━━━━━ Texte à lire
Yvan Godbout remporte sa «bataille épique»

L’écrivain avait été interrogé pour la première fois par un policier de la Sécurité du Québec en janvier 2018.
Photomontage: Le Devoir L’écrivain avait été interrogé pour la première fois par un policier de la Sécurité du Québec en janvier 2018.

« C’était une énorme bataille. Une bataille épique, même. »

Me Jean-Philippe Marcoux ne cache pas son soulagement. Son client, l’écrivain Yvan Godbout, a été acquitté jeudi des accusations criminelles de production de pornographie juvénile qui pesaient contre lui et contre son éditeur, AdA. « Je n’ai jamais compris pourquoi il avait été accusé. Comme juriste. Mais aussi comme citoyen. Et comme lecteur de livres, point. »

Rappelons que le roman d’horreur de M. Godbout, Hansel et Gretel, contenait des descriptions de « sévices physiques psychologiques et sexuels subis par un frère et une sœur ». Quatorze passages étaient en cause. Choquée à leur lecture, une citoyenne avait porté plainte.

L’écrivain avait été interrogé pour la première fois par un policier de la Sécurité du Québec en janvier 2018.

Deux mois plus tard, à 6 h du matin, deux policiers munis de mandats d’arrestation, d’entrée et de perquisition sont entrés chez lui, alors qu’il est plongé dans le sommeil. Ses équipements électroniques et des copies de son livre ont été saisis. Un interrogatoire d’une durée de cinq heures s’est ensuivi. Des questions sur sa sexualité lui ont été posées.

Le juge Marc-André Blanchard, de la Cour Supérieure du Québec, s’est penché « sur la constitutionnalité des dispositions criminelles permettant d’accuser un auteur — dans ce cas de roman de fiction horrifique — au même type que quelqu’un qui a tourné une vidéo de pornographie juvénile », explique Me Marcoux. « Ce qu’on attaquait, c’est la portée excessive de la loi, ajoute-t-il. La définition actuelle dans le Code criminel couvre une vaste gamme de matériel, sans faire les nuances. Le tribunal est arrivé à la conclusion que la disposition violait non seulement la liberté d’expression consacrée par la Charte, mais la liberté point. »

Car Yvan Godbout risquait un minimum d’un an de prison, pouvant aller jusqu’à 14 ans de pénitencier, rappelle son avocat. « Il ne s’agissait pas de le réprimander avec une petite tape sur les doigts. Ce qui l’attendait, c’était une peine avec tous les stigmates associés à une infraction criminelle, le registre des délinquants sexuels, tout ça. »
━━━━━━━━━━
Énoncé du problème: Indiquez, d'après l'article sur l'acquittement d'Yvan Godbout, combien de passages de son roman Hansel et Gretel étaient en cause.
━━━━━ Données affichées
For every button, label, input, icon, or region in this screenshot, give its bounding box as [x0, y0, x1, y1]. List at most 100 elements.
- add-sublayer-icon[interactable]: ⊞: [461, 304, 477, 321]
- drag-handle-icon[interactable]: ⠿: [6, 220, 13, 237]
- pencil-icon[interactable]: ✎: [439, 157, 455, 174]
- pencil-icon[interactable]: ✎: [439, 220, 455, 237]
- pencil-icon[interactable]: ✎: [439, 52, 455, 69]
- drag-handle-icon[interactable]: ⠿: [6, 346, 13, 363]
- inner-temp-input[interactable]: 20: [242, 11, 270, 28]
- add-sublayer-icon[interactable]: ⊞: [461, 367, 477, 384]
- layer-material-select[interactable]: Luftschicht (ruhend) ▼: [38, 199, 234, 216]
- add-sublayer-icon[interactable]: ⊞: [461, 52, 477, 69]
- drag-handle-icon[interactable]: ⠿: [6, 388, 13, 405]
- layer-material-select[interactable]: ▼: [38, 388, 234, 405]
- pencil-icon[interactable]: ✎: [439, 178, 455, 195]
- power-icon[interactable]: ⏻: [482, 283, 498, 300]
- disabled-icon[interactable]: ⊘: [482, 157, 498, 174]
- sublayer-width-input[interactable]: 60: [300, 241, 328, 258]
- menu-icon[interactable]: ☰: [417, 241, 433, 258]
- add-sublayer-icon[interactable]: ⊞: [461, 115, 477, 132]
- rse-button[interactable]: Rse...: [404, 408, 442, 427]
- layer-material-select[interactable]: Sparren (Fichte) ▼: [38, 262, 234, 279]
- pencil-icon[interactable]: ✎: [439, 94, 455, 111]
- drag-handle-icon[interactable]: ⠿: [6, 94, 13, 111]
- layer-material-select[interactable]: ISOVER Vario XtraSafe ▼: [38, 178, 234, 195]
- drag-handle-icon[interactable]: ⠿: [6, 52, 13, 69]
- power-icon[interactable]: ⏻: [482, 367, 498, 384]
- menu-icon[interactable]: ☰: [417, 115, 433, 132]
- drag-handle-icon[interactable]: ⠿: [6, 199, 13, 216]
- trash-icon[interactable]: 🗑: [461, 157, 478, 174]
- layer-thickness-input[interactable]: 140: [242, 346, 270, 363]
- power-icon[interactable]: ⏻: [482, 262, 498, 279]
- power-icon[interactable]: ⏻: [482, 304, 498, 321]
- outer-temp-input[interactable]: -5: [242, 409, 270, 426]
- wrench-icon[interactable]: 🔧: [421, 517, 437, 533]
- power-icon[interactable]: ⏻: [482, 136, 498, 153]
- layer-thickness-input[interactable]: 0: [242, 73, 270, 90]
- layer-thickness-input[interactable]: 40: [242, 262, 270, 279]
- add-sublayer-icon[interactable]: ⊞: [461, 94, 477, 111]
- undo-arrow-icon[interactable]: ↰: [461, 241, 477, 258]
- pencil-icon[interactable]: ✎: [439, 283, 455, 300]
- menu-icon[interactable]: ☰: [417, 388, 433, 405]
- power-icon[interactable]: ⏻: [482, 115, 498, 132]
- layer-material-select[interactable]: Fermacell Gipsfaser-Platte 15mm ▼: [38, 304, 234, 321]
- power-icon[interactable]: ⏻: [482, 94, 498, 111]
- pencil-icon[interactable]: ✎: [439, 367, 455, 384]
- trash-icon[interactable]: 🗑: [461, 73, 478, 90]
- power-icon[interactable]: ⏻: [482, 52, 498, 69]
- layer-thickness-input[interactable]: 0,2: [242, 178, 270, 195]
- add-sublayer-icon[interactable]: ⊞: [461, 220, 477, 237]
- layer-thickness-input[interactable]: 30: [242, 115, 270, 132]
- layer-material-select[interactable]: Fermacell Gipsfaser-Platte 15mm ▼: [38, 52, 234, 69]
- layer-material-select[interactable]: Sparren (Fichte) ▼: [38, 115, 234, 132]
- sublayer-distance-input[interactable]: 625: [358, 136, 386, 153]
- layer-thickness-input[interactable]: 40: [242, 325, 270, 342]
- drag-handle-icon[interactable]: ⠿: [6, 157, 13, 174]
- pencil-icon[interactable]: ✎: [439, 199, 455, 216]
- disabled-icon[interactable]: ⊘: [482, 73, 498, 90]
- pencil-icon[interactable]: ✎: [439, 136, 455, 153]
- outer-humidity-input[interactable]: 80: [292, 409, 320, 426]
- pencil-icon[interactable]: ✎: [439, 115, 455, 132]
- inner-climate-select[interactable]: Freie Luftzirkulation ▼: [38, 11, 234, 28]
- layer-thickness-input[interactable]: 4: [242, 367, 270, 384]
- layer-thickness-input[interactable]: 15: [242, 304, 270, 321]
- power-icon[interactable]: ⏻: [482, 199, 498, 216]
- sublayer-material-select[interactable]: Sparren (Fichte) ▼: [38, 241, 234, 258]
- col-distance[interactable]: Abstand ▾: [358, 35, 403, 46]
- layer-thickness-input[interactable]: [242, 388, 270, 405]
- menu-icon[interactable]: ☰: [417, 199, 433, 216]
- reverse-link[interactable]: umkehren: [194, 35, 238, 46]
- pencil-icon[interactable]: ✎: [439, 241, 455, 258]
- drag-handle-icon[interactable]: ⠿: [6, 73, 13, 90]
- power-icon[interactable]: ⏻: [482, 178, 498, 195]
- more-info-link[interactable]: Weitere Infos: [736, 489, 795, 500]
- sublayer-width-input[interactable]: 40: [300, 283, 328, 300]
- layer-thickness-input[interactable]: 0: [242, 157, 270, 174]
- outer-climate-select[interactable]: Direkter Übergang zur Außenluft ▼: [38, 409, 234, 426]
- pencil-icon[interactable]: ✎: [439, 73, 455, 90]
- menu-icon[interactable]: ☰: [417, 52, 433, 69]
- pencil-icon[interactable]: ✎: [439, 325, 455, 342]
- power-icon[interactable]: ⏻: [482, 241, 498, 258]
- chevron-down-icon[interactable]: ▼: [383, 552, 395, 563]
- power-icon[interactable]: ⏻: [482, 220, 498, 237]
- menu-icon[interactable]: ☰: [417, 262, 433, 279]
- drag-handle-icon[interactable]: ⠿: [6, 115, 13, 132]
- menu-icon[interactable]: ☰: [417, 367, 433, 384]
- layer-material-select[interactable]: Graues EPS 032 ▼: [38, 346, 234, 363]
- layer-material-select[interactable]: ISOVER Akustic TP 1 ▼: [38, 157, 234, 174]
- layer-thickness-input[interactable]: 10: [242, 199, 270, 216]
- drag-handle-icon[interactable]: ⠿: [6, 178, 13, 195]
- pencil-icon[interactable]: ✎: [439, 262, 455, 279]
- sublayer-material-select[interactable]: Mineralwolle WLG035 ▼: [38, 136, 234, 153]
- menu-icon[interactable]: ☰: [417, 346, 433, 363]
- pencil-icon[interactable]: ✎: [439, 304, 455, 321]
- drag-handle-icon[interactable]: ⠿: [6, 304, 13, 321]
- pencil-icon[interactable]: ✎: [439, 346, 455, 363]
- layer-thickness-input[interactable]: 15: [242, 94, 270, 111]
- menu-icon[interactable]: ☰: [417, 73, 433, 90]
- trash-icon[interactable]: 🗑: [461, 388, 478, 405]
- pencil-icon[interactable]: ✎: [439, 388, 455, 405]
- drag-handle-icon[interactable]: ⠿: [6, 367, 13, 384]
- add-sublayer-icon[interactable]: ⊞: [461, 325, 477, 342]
━━━━━━━━━━
Résultat de l'exercice: Quatorze passages étaient en cause.